Take the material below and retype it in full; pictures are left out.

- [PROVIDED DATA]
↓
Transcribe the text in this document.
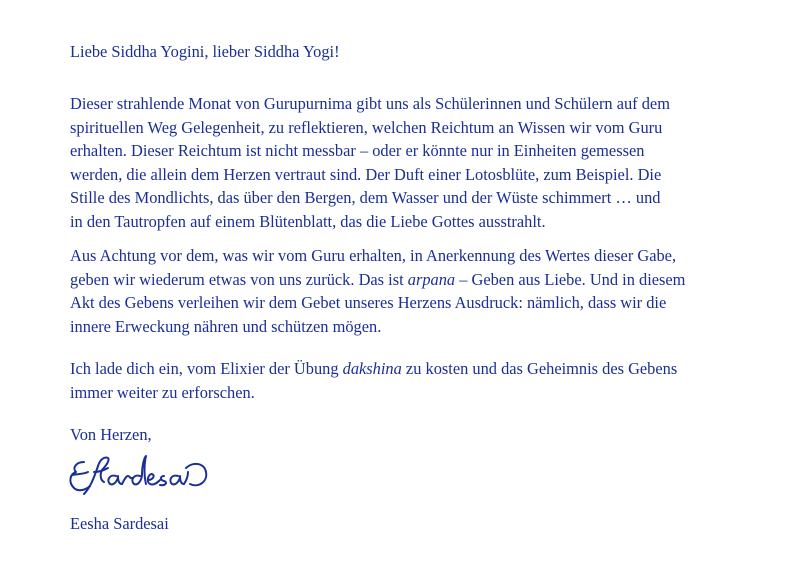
Liebe Siddha Yogini, lieber Siddha Yogi!

Dieser strahlende Monat von Gurupurnima gibt uns als Schülerinnen und Schülern auf dem
spirituellen Weg Gelegenheit, zu reflektieren, welchen Reichtum an Wissen wir vom Guru
erhalten. Dieser Reichtum ist nicht messbar – oder er könnte nur in Einheiten gemessen
werden, die allein dem Herzen vertraut sind. Der Duft einer Lotosblüte, zum Beispiel. Die
Stille des Mondlichts, das über den Bergen, dem Wasser und der Wüste schimmert … und
in den Tautropfen auf einem Blütenblatt, das die Liebe Gottes ausstrahlt.

Aus Achtung vor dem, was wir vom Guru erhalten, in Anerkennung des Wertes dieser Gabe,
geben wir wiederum etwas von uns zurück. Das ist arpana – Geben aus Liebe. Und in diesem
Akt des Gebens verleihen wir dem Gebet unseres Herzens Ausdruck: nämlich, dass wir die
innere Erweckung nähren und schützen mögen.

Ich lade dich ein, vom Elixier der Übung dakshina zu kosten und das Geheimnis des Gebens
immer weiter zu erforschen.

Von Herzen,

Eesha Sardesai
↑
- [RESULT OF THIS TASK]
Transcribe the text in this document.
Liebe Siddha Yogini, lieber Siddha Yogi!

Dieser strahlende Monat von Gurupurnima gibt uns als Schülerinnen und Schülern auf dem
spirituellen Weg Gelegenheit, zu reflektieren, welchen Reichtum an Wissen wir vom Guru
erhalten. Dieser Reichtum ist nicht messbar – oder er könnte nur in Einheiten gemessen
werden, die allein dem Herzen vertraut sind. Der Duft einer Lotosblüte, zum Beispiel. Die
Stille des Mondlichts, das über den Bergen, dem Wasser und der Wüste schimmert … und
in den Tautropfen auf einem Blütenblatt, das die Liebe Gottes ausstrahlt.

Aus Achtung vor dem, was wir vom Guru erhalten, in Anerkennung des Wertes dieser Gabe,
geben wir wiederum etwas von uns zurück. Das ist arpana – Geben aus Liebe. Und in diesem
Akt des Gebens verleihen wir dem Gebet unseres Herzens Ausdruck: nämlich, dass wir die
innere Erweckung nähren und schützen mögen.

Ich lade dich ein, vom Elixier der Übung dakshina zu kosten und das Geheimnis des Gebens
immer weiter zu erforschen.

Von Herzen,

Eesha Sardesai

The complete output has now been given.